Text extract:
Although research about in-work poverty has grown substantially over recent decades, there is a lack of longitudinal analysis, which is important for understanding its duration and persistence. If in-work poverty is just a transitory, temporal phenomenon, or if individuals remain in in-work poverty and if so—why do they stay in in-work poverty? Research findings often conclude that low income is only a temporary stage for the individual or household at the beginning of a person’s working life. Due to these assumptions, studies on the development of and changes in the characteristics of the in-work poor and their possibilities for income mobility are lacking. To our knowledge, there are just a few longitudinal studies of household panels (Cappellari & Jenkins, 2008; Clark & Kanellopoulos, 2013; Hick & Lanau, 2018; Riphahn & Schnitzlein, 2016).

This study focuses on in-work poverty in Sweden over a time span of 30 years, from 1987 to 2016. The Swedish labour market is often portrayed as stable for those who have a regular job since they are well protected through collective agreements. Earlier studies about in-work poverty in Sweden have used sample data (household panels) and have considered shorter periods than ours (e.g. Halleröd & Larsson, 2010; Halleröd et al., 2015). In other studies, women and migrants have been found to have an increased risk of being in in-work poverty (Lohmann & Marx, 2018). We investigated whether there is a similar pattern for Sweden.

The aim of this article is twofold. Firstly, it focuses on how in-work poverty has developed in Sweden over a 30-year period, from 1987 to 2016. By using a more solid work requirement, we investigate the extent of in-work poverty and the demographic profile of the in-work poor and answer the following questions: how has in-work poverty changed according to age, gender, level of education, civil status, and country of birth? What differences between individuals in in-work poverty of the same age, gender, and so on, can be observed between the start (1987) and end (2016) years? By using a data set that includes the total population (yearly) in Sweden for such a long period, we are able to reveal the profile and dynamics of income mobility among individuals who actually are in in-work poverty and how they have changed during the studied period.

Secondly, the article focuses on income mobility, that is, the intragenerational income mobility among individuals in in-work poverty, by investigating mobility according to three different outcomes: who stays in in-work poverty, who obtains an increased income, and who obtains a decreased income. In addition, we investigate the extent to which mobility is connected to and explained by life cycle changes. By examining the mobility processes among individuals in in-work poverty in Sweden over a 30-year period from 1987 to 2016, this study can contribute to an understanding of policies and reforms that are needed to help people move out of in-work poverty. The research designs are further explained and discussed in Sect. 3.4.

The results from this study will also contribute to a deeper understanding of the mechanics of in-work poverty and income mobility, an understanding that is necessary when reforming social policy and the labour market to help people out of in-work poverty. Therefore, we consider our study to be of interest not only in Sweden but also in other countries with increasing numbers of households and individuals in in-work poverty. Knowledge is necessary to reveal the profile and dynamics of in-work poverty, and to understand whether in-work poverty can be considered as a low-income problem or an issue due to institutional and/or labour market conditions when framing reforms and social policies in this field.

Direction 1:
Can you extract the stretch from "The results from" through "in this field." in the in-work poverty text, word for word?
Direction 2:
What characteristics does the in-work poverty text name for tracking how in-work poverty has changed?

Entries:
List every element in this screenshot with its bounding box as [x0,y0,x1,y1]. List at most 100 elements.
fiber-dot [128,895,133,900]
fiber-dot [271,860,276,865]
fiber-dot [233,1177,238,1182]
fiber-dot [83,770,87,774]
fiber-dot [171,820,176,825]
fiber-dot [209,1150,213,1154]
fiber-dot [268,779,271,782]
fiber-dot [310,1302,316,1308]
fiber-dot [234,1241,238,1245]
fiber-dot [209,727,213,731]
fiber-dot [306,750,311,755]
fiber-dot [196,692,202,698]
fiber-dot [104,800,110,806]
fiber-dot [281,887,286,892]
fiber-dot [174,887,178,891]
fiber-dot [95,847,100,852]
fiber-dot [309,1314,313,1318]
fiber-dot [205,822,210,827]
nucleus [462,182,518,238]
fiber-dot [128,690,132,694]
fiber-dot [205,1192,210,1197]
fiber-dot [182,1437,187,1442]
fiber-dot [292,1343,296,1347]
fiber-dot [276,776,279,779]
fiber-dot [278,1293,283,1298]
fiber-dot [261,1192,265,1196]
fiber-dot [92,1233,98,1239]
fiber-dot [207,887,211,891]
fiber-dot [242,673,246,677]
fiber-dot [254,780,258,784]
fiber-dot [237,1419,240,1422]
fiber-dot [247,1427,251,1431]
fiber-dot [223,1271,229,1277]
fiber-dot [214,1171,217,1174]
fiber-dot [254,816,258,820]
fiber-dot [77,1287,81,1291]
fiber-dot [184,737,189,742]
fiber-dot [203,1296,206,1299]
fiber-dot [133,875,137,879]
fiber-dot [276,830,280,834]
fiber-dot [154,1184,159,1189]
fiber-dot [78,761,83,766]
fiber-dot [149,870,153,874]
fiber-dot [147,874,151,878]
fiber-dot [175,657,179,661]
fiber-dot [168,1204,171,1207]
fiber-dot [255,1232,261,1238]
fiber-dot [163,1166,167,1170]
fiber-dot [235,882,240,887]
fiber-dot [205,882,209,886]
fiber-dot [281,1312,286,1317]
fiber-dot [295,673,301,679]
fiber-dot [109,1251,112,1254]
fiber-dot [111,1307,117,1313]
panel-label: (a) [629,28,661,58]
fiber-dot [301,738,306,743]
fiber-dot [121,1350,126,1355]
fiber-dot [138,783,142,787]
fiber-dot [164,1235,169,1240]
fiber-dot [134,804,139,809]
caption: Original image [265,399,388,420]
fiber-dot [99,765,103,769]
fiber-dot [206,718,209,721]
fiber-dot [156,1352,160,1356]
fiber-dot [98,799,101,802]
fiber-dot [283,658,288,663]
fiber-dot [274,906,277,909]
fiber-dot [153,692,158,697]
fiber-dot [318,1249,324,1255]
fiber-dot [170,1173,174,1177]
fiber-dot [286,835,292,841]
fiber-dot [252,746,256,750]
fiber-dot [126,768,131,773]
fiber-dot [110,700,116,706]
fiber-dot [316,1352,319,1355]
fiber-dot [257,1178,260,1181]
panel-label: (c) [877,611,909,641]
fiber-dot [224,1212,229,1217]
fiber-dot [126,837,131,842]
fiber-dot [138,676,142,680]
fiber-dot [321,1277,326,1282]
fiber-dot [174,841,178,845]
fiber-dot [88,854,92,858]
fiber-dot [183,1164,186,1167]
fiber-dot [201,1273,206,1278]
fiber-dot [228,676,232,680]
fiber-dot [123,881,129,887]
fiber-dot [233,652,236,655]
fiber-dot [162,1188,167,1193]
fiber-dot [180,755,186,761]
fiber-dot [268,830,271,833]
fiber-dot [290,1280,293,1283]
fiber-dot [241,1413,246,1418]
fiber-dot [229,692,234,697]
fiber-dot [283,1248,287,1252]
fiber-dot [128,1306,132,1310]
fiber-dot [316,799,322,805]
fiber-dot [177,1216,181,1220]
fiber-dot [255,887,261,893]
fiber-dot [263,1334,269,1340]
==
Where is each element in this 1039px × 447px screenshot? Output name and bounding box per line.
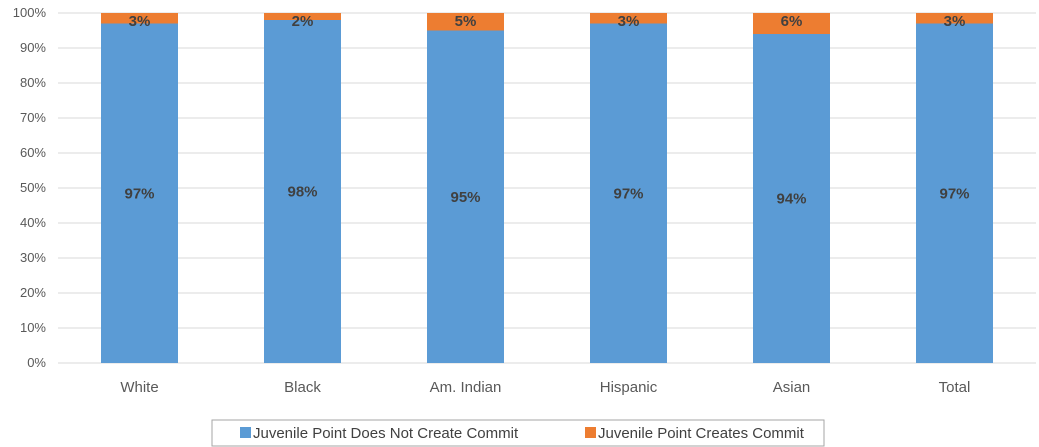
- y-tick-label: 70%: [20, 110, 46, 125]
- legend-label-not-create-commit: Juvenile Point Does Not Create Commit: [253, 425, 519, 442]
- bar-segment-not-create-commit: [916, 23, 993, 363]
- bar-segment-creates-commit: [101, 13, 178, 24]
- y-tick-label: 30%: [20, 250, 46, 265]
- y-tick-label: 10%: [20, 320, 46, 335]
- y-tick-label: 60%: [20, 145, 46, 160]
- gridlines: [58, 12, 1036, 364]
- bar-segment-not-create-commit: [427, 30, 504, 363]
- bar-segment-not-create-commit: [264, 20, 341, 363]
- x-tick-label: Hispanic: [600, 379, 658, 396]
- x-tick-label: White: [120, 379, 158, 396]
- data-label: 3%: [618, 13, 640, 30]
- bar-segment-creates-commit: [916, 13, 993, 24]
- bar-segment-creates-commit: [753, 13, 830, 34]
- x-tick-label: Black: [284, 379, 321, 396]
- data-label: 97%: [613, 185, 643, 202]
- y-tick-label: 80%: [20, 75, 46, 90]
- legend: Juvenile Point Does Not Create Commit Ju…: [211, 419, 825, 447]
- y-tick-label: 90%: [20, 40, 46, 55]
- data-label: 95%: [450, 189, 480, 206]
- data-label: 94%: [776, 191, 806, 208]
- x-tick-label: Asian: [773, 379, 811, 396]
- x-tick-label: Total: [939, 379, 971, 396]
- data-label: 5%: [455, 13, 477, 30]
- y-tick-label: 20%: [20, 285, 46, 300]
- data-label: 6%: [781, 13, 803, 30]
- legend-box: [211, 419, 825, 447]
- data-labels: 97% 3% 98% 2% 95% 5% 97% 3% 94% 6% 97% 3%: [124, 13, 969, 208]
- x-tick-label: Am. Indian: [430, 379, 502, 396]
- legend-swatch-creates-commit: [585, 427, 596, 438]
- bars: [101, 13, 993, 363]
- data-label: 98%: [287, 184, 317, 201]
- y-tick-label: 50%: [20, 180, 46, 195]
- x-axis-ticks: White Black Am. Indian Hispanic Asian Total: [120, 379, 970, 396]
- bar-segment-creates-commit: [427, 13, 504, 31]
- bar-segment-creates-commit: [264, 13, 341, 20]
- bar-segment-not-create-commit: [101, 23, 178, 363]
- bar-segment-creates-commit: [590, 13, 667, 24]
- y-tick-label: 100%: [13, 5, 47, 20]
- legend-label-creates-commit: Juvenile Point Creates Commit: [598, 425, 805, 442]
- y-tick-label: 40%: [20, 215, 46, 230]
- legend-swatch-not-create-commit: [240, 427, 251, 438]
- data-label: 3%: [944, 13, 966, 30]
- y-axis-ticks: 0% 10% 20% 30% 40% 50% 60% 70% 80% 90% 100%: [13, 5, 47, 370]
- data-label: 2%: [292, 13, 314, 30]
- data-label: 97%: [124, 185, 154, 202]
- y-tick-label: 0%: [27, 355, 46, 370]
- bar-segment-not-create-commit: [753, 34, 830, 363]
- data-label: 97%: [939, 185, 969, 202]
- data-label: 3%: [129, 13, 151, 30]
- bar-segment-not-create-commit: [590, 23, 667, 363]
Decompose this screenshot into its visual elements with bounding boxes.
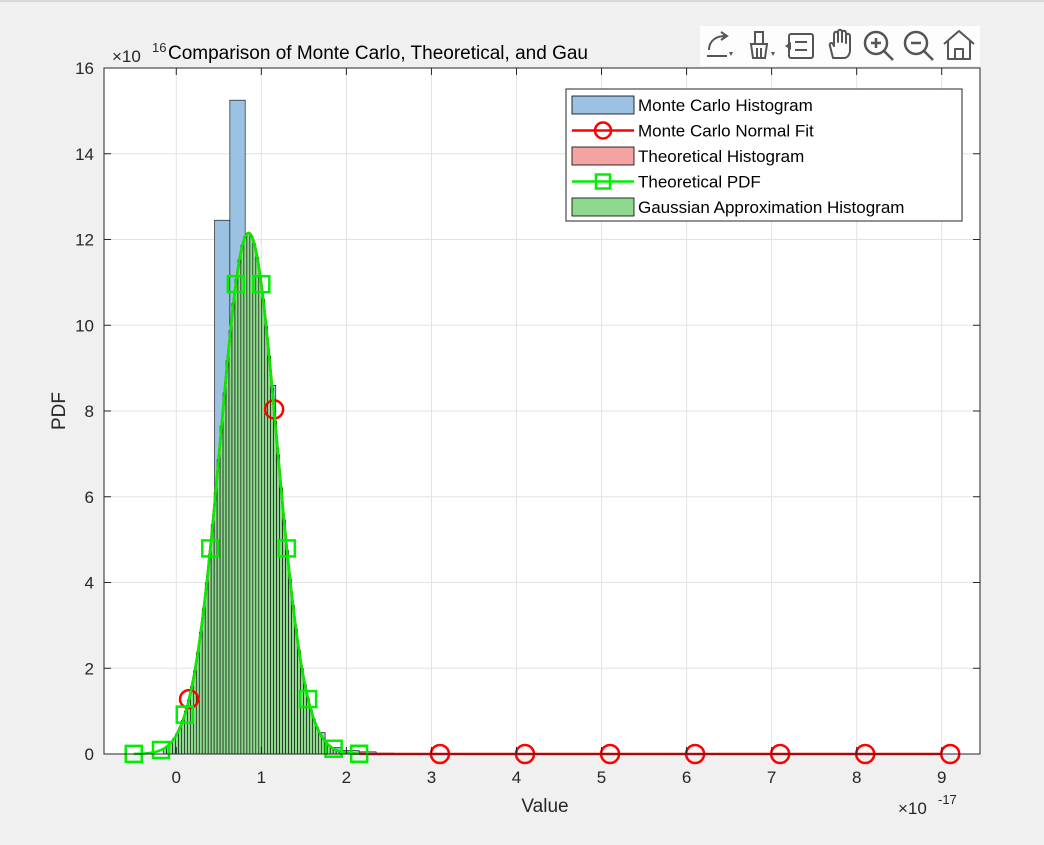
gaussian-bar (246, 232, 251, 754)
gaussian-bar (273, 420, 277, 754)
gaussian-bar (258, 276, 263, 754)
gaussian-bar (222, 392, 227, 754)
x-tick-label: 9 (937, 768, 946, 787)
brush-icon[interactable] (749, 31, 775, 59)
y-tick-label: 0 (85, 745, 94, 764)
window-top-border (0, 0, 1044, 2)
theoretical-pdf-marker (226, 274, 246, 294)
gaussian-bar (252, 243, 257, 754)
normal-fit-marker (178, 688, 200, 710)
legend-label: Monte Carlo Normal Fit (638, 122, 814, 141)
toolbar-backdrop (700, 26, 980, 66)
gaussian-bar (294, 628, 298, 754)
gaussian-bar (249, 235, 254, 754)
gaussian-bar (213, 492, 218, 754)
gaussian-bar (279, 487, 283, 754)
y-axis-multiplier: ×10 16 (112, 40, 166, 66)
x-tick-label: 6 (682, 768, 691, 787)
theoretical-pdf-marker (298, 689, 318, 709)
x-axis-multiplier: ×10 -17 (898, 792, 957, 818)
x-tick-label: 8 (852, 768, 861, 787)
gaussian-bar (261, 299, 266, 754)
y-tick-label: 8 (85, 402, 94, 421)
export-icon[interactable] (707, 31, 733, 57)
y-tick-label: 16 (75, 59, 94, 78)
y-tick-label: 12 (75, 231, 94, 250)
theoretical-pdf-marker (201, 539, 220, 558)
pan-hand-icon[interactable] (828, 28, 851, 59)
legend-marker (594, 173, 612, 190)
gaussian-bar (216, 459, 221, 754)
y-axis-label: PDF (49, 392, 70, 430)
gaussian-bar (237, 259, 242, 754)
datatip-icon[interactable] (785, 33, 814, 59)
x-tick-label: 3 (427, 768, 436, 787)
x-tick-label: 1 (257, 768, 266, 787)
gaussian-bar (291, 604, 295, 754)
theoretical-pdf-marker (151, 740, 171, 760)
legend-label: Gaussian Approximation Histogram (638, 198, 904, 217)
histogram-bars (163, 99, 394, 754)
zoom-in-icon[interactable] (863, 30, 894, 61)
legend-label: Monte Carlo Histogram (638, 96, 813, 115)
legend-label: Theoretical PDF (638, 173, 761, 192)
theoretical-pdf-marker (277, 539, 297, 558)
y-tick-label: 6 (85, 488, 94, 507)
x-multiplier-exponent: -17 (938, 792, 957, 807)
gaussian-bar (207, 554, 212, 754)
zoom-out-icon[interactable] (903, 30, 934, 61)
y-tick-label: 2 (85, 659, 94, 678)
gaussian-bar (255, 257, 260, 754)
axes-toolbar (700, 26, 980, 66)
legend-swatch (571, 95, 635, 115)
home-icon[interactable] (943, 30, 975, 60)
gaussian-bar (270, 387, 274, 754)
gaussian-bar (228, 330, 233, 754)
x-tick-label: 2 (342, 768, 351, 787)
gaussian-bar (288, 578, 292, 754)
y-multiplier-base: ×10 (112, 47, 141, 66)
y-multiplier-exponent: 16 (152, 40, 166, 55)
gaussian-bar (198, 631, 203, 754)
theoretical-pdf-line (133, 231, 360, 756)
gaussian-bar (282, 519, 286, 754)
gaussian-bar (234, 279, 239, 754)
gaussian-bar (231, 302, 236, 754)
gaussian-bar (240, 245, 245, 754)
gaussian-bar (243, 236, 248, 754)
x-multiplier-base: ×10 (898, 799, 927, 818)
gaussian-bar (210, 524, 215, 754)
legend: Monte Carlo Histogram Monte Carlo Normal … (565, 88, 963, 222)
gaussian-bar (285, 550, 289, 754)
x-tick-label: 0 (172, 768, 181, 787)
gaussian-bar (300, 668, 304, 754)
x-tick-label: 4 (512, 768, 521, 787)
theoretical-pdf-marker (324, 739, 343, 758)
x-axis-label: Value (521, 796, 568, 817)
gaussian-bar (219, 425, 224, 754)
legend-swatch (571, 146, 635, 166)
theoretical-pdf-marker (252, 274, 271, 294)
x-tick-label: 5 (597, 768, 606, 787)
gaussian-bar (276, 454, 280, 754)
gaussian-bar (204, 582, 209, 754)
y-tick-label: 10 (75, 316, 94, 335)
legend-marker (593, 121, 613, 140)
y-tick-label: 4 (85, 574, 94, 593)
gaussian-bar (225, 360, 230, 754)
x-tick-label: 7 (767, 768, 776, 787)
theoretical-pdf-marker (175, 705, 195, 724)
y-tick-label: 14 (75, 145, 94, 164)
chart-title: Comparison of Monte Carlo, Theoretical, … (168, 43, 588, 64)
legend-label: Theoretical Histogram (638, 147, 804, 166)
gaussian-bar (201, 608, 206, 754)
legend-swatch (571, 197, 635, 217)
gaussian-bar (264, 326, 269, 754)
==
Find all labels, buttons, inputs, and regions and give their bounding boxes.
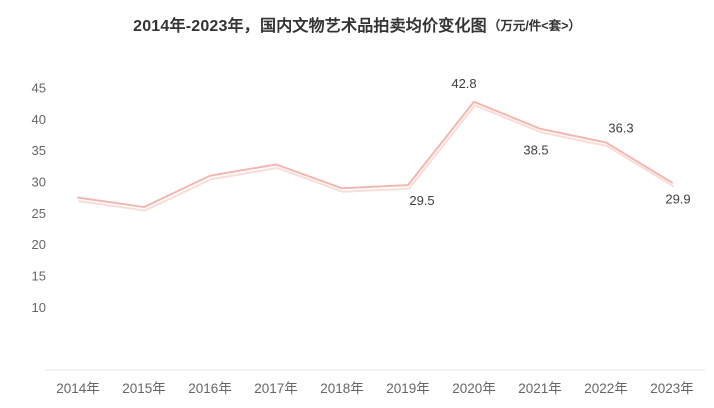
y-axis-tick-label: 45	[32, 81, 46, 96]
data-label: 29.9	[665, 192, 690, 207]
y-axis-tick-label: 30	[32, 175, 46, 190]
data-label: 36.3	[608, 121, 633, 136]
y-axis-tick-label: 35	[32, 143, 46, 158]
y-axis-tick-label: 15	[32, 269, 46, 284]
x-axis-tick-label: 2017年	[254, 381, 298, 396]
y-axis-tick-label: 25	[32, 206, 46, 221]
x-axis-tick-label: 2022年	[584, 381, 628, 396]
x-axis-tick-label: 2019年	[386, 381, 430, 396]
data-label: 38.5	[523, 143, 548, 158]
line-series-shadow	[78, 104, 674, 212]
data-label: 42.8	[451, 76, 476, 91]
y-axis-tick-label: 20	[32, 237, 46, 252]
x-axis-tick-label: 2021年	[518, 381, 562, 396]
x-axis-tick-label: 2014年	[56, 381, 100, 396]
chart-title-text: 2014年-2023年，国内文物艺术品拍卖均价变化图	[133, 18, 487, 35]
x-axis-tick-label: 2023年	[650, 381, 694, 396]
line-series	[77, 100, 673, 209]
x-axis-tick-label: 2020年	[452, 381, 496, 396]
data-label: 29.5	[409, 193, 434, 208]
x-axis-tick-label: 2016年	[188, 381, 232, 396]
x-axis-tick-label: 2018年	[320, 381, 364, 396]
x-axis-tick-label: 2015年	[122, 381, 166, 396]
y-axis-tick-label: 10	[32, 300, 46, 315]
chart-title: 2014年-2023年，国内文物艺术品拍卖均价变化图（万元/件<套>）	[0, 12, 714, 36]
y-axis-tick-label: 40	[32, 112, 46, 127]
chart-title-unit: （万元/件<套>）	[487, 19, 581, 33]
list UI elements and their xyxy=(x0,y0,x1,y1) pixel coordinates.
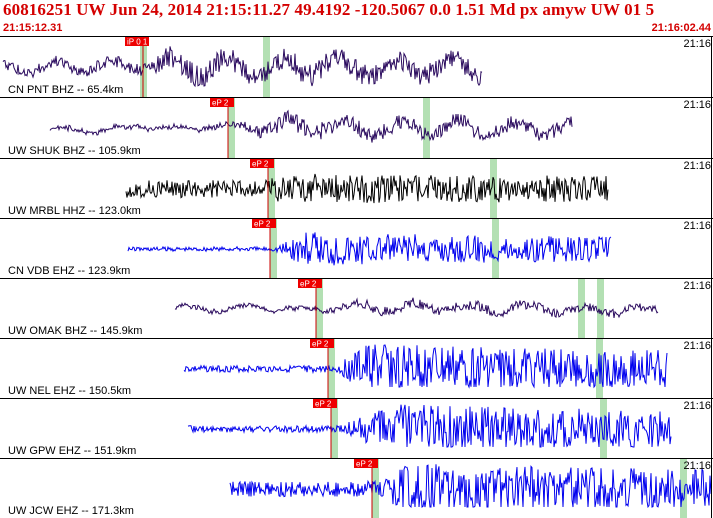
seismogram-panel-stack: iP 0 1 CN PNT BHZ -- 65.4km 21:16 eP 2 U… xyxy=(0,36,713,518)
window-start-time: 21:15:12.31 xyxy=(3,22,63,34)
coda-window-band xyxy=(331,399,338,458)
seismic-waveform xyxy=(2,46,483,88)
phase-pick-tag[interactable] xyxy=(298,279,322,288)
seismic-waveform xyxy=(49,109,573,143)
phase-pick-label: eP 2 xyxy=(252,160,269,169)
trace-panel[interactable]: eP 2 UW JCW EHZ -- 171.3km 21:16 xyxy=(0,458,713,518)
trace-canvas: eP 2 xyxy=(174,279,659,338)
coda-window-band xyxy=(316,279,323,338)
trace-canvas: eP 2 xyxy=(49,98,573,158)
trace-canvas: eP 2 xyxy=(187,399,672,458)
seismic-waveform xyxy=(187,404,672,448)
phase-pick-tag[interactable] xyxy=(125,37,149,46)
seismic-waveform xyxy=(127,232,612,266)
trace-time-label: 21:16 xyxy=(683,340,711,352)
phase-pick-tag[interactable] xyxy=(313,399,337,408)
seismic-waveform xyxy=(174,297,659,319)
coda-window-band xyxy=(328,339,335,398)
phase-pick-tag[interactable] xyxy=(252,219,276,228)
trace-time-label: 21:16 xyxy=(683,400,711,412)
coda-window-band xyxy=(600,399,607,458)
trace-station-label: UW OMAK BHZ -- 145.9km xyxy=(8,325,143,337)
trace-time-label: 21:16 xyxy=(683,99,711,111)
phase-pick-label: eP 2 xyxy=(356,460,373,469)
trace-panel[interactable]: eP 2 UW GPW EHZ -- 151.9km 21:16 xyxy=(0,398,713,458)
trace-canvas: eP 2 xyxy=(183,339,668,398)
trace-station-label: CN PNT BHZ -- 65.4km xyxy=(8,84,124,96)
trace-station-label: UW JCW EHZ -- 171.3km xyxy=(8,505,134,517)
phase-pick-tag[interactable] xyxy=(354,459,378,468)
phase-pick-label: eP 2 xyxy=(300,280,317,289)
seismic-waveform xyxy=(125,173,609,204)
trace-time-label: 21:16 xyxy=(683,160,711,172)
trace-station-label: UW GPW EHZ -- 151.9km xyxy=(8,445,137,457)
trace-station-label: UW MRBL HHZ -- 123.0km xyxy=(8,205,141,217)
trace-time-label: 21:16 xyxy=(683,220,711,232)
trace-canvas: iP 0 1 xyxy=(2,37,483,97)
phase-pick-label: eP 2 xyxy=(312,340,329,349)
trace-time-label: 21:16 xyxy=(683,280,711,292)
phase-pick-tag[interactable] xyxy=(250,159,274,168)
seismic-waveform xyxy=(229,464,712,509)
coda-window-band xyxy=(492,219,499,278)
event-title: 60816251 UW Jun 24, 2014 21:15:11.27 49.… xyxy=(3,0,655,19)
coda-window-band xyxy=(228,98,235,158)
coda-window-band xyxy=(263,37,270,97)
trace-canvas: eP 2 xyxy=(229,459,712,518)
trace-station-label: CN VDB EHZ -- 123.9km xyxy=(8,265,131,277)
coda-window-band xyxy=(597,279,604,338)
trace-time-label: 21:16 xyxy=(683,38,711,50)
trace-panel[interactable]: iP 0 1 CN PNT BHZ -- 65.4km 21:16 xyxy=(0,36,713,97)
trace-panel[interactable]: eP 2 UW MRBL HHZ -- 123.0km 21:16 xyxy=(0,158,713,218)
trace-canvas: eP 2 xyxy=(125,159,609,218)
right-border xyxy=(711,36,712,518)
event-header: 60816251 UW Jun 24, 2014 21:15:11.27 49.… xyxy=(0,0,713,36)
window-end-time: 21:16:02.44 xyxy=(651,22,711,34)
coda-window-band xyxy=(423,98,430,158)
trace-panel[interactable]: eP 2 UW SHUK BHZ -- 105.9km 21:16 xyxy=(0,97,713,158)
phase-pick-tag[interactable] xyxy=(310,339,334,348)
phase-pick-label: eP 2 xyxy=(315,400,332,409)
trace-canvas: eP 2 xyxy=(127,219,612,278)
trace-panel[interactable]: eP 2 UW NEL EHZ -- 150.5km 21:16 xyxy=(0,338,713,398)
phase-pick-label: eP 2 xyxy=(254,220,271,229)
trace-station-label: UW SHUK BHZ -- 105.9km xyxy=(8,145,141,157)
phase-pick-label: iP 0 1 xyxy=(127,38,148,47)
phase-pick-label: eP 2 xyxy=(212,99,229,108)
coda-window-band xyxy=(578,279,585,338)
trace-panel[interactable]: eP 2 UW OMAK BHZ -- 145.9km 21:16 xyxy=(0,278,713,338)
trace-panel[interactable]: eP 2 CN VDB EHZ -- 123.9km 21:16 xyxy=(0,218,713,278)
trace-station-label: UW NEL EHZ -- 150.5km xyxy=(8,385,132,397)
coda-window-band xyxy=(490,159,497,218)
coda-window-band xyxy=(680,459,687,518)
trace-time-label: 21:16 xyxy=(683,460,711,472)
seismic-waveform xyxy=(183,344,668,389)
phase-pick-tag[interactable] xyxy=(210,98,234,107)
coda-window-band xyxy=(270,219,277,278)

Output 1:
The results from this study will also contribute to a deeper understanding of the mechanics of in-work poverty and income mobility, an understanding that is necessary when reforming social policy and the labour market to help people out of in-work poverty. Therefore, we consider our study to be of interest not only in Sweden but also in other countries with increasing numbers of households and individuals in in-work poverty. Knowledge is necessary to reveal the profile and dynamics of in-work poverty, and to understand whether in-work poverty can be considered as a low-income problem or an issue due to institutional and/or labour market conditions when framing reforms and social policies in this field.

Output 2:
Age, gender, level of education, civil status, country of birth